### Data in this exercise
——————

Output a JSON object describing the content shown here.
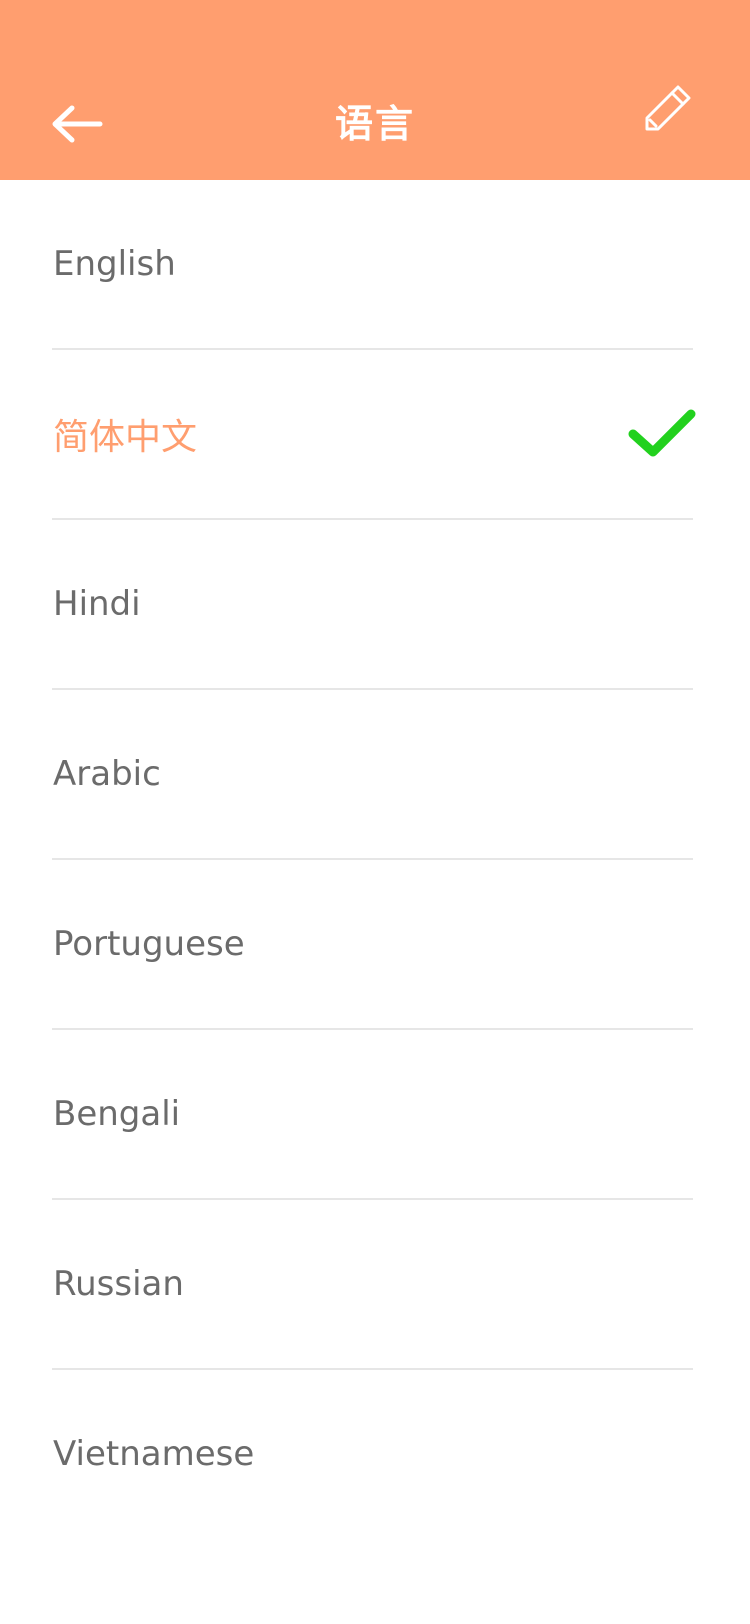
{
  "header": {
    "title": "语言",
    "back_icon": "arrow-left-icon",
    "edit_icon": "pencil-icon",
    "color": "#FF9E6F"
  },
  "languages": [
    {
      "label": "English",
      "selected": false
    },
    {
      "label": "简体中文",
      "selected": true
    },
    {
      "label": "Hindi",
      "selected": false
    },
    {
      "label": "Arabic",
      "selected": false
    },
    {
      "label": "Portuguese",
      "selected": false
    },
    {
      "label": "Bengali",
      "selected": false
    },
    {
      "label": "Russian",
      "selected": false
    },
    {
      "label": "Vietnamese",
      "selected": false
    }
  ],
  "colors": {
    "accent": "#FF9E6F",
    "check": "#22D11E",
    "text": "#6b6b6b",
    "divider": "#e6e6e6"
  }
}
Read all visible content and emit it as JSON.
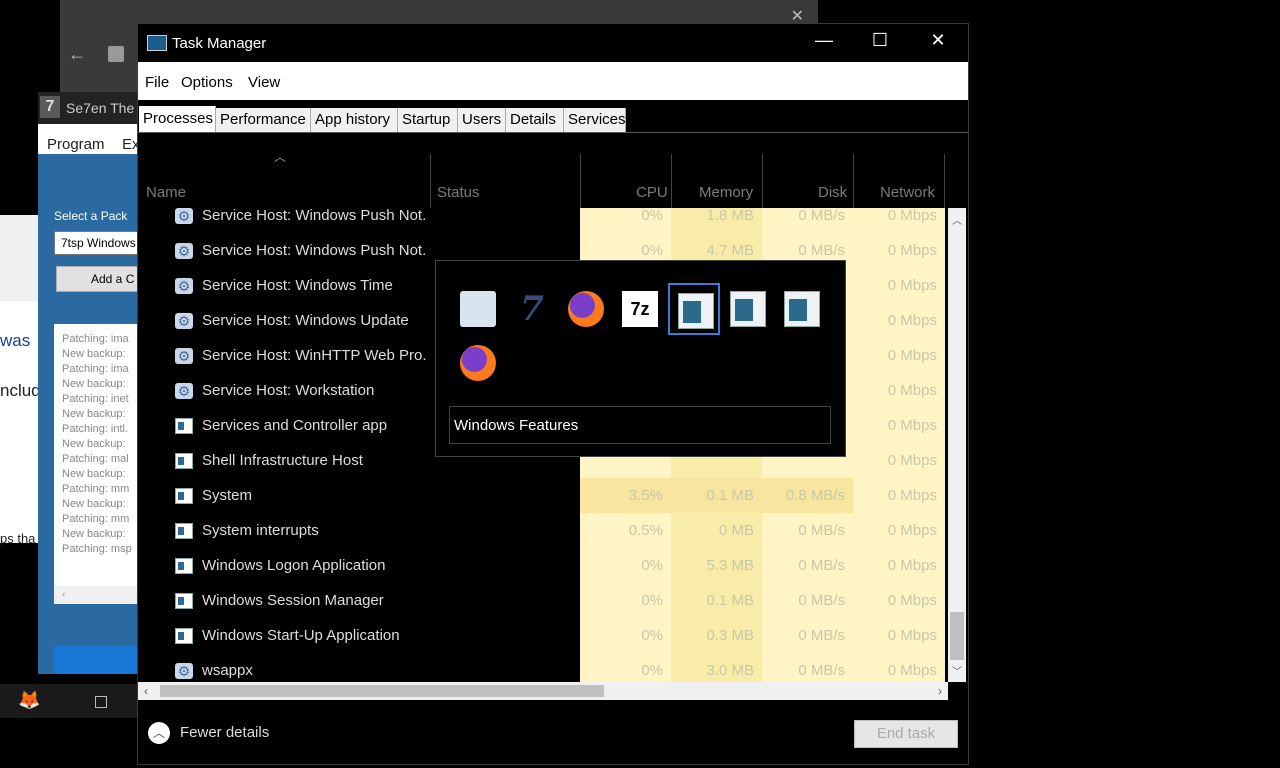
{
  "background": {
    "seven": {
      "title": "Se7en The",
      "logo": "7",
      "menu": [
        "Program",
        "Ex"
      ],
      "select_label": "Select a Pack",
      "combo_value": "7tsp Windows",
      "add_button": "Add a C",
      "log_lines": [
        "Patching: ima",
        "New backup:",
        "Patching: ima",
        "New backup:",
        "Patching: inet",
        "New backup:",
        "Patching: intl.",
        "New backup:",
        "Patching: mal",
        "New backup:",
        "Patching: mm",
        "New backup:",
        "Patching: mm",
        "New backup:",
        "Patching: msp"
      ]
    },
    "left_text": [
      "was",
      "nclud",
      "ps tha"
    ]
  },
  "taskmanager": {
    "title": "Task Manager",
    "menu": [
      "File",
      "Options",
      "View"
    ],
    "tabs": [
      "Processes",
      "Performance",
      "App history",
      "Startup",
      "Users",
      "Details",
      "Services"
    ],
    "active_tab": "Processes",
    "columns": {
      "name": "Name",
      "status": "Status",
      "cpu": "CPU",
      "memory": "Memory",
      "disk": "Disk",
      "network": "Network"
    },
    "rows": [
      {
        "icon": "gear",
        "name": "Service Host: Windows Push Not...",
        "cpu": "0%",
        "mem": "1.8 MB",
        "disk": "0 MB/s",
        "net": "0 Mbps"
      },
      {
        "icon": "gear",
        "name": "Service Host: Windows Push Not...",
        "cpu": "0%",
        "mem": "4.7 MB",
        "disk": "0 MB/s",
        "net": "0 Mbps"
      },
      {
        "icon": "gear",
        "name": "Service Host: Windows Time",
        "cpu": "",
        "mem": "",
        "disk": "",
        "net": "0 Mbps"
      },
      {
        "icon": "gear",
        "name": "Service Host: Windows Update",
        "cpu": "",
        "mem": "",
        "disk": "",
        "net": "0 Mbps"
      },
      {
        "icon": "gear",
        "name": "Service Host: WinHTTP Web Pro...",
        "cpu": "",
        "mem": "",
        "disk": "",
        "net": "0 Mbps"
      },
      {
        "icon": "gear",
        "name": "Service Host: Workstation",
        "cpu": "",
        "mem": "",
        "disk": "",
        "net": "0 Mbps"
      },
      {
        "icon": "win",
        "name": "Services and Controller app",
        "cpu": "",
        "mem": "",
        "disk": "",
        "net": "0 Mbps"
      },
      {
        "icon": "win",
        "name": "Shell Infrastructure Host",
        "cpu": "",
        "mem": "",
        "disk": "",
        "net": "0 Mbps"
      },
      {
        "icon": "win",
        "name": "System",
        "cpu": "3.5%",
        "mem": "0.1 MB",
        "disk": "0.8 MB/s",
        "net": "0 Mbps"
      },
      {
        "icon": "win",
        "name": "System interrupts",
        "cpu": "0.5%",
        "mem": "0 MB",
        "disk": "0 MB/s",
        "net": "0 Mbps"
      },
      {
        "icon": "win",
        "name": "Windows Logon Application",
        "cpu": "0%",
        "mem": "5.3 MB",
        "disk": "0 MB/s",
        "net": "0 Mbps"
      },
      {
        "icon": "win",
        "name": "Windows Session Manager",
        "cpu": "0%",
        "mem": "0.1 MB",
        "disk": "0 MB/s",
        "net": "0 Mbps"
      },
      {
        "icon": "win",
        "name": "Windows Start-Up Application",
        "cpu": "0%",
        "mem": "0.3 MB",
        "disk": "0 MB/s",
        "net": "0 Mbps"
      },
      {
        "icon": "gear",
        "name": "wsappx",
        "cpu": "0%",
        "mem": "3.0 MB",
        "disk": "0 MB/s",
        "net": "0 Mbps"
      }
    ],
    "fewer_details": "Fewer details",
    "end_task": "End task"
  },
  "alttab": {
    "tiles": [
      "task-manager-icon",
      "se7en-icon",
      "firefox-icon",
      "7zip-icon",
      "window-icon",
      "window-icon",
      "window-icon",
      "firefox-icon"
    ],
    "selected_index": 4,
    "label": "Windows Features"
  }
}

——————

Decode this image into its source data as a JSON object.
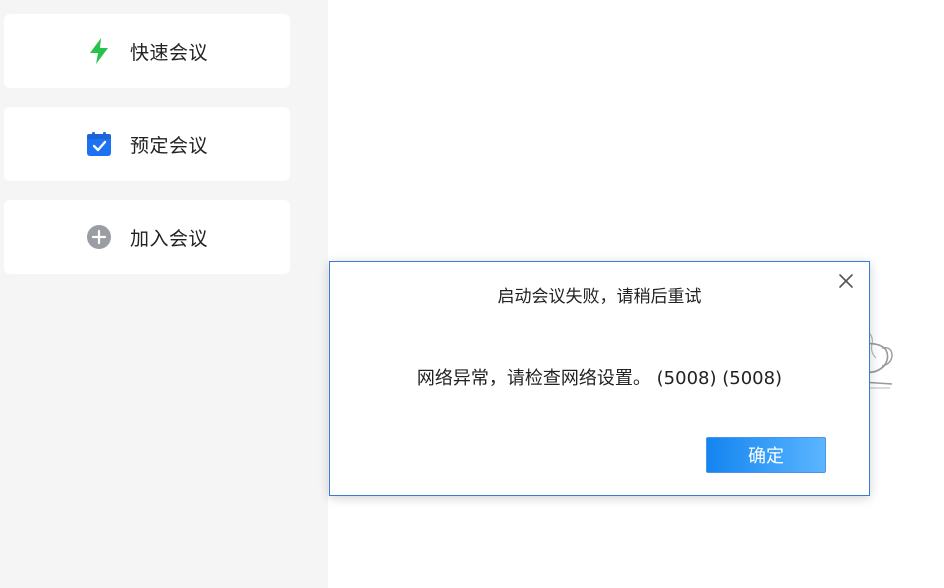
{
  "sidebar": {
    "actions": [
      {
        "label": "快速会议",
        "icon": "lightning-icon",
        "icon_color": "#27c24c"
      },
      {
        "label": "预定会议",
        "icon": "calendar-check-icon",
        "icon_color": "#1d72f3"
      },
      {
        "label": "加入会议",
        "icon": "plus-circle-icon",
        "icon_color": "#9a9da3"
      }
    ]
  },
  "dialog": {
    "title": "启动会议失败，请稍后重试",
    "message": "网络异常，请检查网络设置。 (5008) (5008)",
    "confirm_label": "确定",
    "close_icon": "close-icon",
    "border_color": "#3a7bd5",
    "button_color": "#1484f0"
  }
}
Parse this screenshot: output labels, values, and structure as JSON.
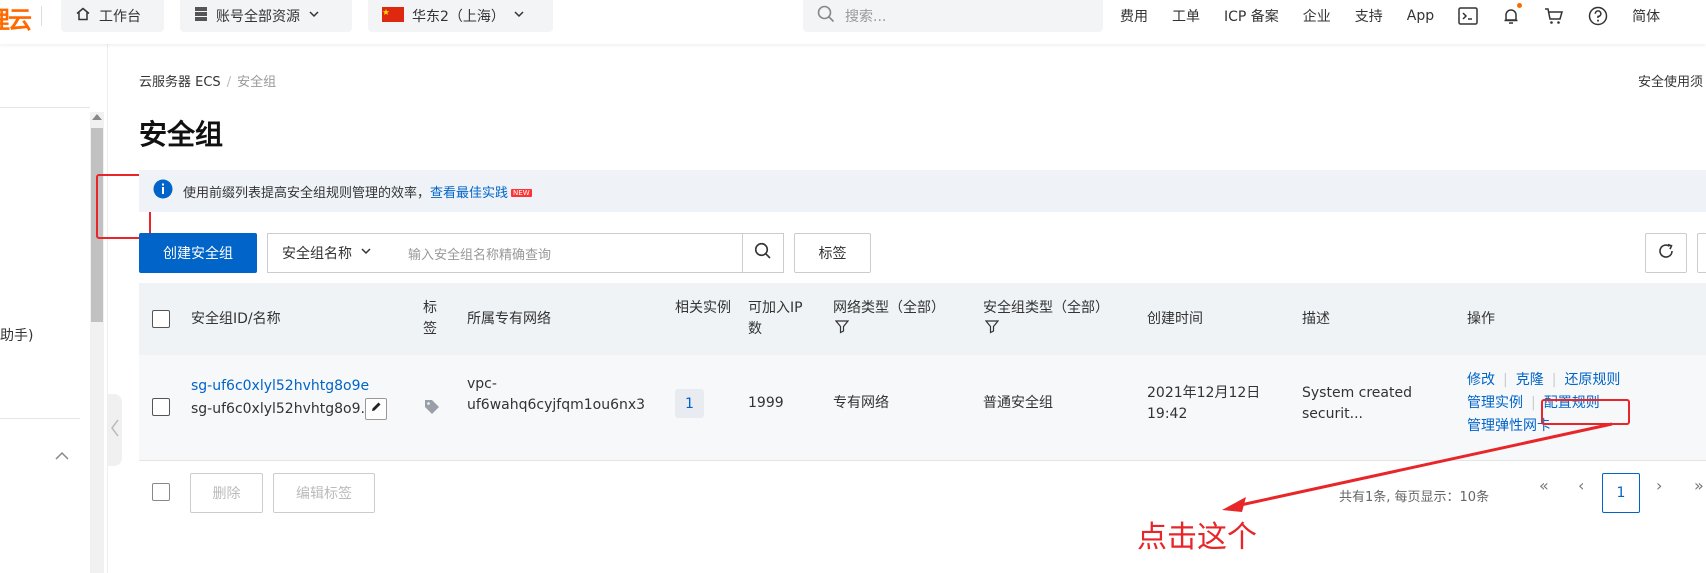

——————

### Work to complete
From the records above, copy only the lines running from the line holding "Decode this image" through the line holding "Parse this screenshot: output", with no pictures.

### Answer to the task
Decode this image into its source data as a JSON object.
{
  "sidebar": {
    "actions": [
      {
        "label": "快速会议",
        "icon": "lightning-icon",
        "icon_color": "#27c24c"
      },
      {
        "label": "预定会议",
        "icon": "calendar-check-icon",
        "icon_color": "#1d72f3"
      },
      {
        "label": "加入会议",
        "icon": "plus-circle-icon",
        "icon_color": "#9a9da3"
      }
    ]
  },
  "dialog": {
    "title": "启动会议失败，请稍后重试",
    "message": "网络异常，请检查网络设置。 (5008) (5008)",
    "confirm_label": "确定",
    "close_icon": "close-icon",
    "border_color": "#3a7bd5",
    "button_color": "#1484f0"
  }
}
Parse this screenshot: output labels, values, and structure as JSON.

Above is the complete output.